Excerpted passage ▸

PIONEER ERA (1890-1965)

WILBUR HALL HUTSELL - A native of Moberly, Mo., Hutsell was the Missouri Valley Conference 440-yard run champion in 1914, and a student assistant coach for the Tigers in 1914-15, but made his mark on the track and field world while coaching at Auburn University from 1921-63. During his career there, he coached three NCAA champions, four Olympians, five AAU champions, and five high hurdlers who won national championships. He had a dual meet record of 112-24 and won three Southeastern Conference championships. He also served two terms as director of athletics at Auburn, and at various times was head trainer, head basketball coach and professor of physical education. Hutsell coached the U.S. Olympic Team in 1924, '28 and '32, was president of the National Collegiate Track Coaches Association in 1941-42, and a member of the NCAA Track and Field Rules Committee for 12 years. He was inducted into the Helms Foundation Hall of Fame in 1957, the Alabama Sports Hall of Fame in 1970, the Missouri Track and Field Hall of Fame in 1975, and the National Track and Field Hall of Fame in 1977. He died in 1980.

CHARLIE RASH - Charlie Rash was the co-captain of Coach Dan Devine's first football team at the University of Missouri in 1958. He played guard and kicker and earned all-conference honors in 1957 and 1958. He was a third-team all-American as a senior and was chosen to play in the East-West Shrine Game. Rash, a native of Shelbina, Mo., had the rare distinction of playing at Mizzou for Don Faurot (1955-56), Frank Broyles ('57) and Devine ('58). Rash learned his lessons well from those three Hall of Fame coaches, and entered the coaching profession at MU upon his graduation. He served Devine through 1961, then spent a pair of years coaching at the U.S. Air Force Academy before signing on at Tennessee in 1964. A rising star in the coaching profession, he and two other Volunteer assistant coaches were killed in a tragic train-car collision, Oct. 22, 1965.

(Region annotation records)

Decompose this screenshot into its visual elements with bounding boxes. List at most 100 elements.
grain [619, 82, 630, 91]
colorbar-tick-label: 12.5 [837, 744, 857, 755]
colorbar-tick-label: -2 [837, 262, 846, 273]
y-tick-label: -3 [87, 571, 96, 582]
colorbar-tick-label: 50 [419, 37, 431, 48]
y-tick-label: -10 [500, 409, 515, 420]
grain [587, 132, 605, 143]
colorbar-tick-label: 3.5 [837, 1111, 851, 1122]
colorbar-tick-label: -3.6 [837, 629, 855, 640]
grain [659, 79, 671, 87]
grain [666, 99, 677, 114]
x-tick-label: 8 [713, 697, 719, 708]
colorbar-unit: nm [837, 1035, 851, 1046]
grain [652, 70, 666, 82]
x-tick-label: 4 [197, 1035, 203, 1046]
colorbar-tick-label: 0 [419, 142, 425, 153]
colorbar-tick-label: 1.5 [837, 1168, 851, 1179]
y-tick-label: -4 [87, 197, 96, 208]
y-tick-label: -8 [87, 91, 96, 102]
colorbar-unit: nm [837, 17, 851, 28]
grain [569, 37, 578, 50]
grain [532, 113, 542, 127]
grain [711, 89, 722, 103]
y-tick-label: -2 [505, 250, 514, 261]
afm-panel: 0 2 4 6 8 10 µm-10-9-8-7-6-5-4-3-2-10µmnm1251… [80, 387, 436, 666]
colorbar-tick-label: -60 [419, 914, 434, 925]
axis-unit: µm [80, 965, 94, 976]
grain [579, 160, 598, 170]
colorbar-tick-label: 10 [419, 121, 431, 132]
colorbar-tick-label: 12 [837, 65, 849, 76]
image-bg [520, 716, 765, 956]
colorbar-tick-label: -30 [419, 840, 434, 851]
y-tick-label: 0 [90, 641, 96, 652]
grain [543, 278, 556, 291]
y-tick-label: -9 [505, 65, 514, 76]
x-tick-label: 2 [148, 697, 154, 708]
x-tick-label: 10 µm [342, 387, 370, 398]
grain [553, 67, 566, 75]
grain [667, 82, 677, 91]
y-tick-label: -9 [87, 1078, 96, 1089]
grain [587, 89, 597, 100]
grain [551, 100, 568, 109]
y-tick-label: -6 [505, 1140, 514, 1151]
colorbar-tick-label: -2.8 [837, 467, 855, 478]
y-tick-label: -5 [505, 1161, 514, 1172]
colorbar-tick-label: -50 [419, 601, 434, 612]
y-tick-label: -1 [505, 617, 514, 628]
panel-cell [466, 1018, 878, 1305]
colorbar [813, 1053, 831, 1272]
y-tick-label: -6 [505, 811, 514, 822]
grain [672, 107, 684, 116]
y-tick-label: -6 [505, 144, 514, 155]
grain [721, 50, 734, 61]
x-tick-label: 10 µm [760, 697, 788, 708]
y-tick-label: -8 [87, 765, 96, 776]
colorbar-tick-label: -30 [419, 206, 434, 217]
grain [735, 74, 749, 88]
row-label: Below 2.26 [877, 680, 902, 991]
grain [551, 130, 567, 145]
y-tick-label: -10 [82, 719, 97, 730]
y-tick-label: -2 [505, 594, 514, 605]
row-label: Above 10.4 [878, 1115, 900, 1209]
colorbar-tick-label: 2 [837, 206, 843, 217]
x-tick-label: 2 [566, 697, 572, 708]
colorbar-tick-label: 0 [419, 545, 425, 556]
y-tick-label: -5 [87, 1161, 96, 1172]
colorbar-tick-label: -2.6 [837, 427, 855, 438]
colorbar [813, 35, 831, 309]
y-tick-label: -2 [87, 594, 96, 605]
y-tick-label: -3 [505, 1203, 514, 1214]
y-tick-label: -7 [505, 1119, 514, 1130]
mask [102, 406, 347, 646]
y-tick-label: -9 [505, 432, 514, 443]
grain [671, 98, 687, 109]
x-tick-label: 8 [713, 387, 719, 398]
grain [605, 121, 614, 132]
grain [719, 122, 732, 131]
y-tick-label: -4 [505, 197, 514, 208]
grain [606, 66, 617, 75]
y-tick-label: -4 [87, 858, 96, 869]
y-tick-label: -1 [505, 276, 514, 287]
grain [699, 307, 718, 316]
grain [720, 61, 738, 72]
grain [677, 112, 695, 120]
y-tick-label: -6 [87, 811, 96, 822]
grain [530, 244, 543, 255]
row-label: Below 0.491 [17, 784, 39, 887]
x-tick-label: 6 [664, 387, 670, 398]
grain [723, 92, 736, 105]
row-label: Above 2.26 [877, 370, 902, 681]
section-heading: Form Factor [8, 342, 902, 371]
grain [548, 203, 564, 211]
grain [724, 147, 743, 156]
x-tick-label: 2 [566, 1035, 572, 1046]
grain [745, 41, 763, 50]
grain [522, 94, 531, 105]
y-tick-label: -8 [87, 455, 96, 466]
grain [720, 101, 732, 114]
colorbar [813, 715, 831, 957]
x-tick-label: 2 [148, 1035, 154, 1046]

--

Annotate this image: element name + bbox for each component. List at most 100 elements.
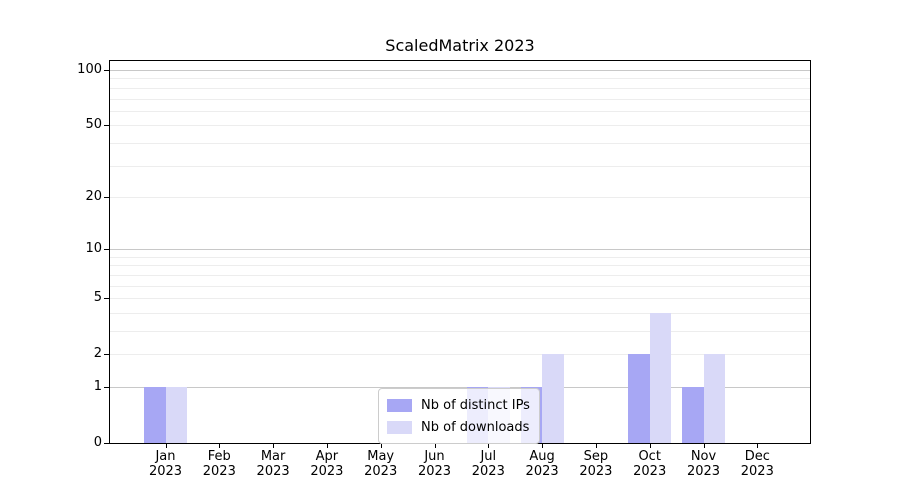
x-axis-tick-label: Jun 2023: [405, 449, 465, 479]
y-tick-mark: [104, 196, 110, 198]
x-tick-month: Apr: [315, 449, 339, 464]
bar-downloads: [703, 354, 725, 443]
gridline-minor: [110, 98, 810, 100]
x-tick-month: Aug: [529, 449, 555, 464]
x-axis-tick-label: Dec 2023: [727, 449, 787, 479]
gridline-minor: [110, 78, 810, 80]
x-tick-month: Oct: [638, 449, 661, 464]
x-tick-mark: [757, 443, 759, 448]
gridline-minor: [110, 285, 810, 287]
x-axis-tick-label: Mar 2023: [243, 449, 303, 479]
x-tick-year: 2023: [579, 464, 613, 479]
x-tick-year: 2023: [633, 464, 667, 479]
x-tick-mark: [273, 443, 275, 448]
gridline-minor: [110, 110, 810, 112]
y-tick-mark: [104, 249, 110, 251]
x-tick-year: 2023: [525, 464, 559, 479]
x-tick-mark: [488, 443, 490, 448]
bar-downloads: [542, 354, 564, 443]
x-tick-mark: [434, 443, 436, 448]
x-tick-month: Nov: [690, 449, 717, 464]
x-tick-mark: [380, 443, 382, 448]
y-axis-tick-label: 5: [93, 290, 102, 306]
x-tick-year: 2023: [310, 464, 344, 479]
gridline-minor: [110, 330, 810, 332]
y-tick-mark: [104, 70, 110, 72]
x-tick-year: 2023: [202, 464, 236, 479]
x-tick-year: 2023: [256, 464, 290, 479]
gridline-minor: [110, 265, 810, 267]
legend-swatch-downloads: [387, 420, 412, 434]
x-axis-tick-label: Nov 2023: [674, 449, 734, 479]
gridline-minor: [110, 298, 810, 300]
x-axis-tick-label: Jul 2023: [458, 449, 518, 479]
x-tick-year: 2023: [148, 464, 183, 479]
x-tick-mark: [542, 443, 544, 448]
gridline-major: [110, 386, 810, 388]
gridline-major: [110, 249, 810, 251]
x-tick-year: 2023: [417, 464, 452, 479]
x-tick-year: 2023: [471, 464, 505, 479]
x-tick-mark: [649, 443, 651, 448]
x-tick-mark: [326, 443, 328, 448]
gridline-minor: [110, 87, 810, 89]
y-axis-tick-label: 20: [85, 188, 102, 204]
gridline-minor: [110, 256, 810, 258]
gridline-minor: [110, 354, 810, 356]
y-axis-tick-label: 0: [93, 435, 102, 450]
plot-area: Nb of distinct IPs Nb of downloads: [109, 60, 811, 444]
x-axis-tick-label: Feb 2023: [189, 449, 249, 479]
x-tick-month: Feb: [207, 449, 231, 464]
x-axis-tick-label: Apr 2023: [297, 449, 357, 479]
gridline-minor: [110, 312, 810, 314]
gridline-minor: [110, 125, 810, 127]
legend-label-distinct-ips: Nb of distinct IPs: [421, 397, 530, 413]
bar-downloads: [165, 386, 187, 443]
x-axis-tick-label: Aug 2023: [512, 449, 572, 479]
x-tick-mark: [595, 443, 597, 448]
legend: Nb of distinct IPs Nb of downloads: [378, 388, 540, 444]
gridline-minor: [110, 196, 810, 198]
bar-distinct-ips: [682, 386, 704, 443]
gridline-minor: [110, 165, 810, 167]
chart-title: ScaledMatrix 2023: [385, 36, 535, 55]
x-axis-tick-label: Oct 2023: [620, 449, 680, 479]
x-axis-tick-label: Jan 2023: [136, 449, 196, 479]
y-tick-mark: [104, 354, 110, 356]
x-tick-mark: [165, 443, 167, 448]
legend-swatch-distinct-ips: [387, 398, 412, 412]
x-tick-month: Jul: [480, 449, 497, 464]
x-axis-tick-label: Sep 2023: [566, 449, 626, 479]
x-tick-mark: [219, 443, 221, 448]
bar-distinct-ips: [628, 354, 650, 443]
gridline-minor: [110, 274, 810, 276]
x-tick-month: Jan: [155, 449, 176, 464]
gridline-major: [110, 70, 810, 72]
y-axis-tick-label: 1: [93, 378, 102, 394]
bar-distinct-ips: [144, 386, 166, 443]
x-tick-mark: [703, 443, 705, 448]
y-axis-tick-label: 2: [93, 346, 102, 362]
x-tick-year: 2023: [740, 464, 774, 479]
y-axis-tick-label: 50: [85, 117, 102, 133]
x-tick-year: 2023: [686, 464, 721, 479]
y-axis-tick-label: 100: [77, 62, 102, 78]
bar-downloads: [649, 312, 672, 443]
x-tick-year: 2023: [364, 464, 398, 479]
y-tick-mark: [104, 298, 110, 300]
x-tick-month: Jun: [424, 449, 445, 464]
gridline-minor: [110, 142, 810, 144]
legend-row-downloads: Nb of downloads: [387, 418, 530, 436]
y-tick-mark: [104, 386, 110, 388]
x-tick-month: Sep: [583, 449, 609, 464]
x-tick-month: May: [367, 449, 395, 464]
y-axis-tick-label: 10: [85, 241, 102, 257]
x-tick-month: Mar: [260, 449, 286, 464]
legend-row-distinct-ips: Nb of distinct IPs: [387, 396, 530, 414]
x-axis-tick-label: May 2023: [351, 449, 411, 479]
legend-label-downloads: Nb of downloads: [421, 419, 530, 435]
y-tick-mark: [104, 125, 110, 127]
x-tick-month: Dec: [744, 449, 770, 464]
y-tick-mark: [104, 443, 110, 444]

Work to do ▸
[A] In the pioneer era passage, in what year was Wilbur Hall Hutsell inducted into the National Track and Field Hall of Fame?
[B] In the pioneer era passage, swap "Shelbina" for "Paris" and write out the part starting with "CHARLIE RASH - Charlie" and going on through "Oct. 22, 1965.".
[C] Condense the pioneer era passage's paragraph that begins "CHARLIE RASH - Charlie Rash was" into a short bulleted list that keeps its main facts.

Responses per task ▸
[A] 1977

[B]
CHARLIE RASH - Charlie Rash was the co-captain of Coach Dan Devine's first football team at the University of Missouri in 1958. He played guard and kicker and earned all-conference honors in 1957 and 1958. He was a third-team all-American as a senior and was chosen to play in the East-West Shrine Game. Rash, a native of Paris, Mo., had the rare distinction of playing at Mizzou for Don Faurot (1955-56), Frank Broyles ('57) and Devine ('58). Rash learned his lessons well from those three Hall of Fame coaches, and entered the coaching profession at MU upon his graduation. He served Devine through 1961, then spent a pair of years coaching at the U.S. Air Force Academy before signing on at Tennessee in 1964. A rising star in the coaching profession, he and two other Volunteer assistant coaches were killed in a tragic train-car collision, Oct. 22, 1965.

[C]
- Co-captain of Dan Devine's first Missouri football team in 1958; a native of Shelbina, Mo.
- Played guard and kicker; all-conference in 1957 and 1958, third-team all-American as a senior, and chosen for the East-West Shrine Game
- Played at Mizzou under Don Faurot (1955-56), Frank Broyles ('57) and Devine ('58)
- Coached at MU under Devine through 1961, then spent two years at the U.S. Air Force Academy before joining Tennessee in 1964
- Killed with two other Volunteer assistant coaches in a train-car collision on Oct. 22, 1965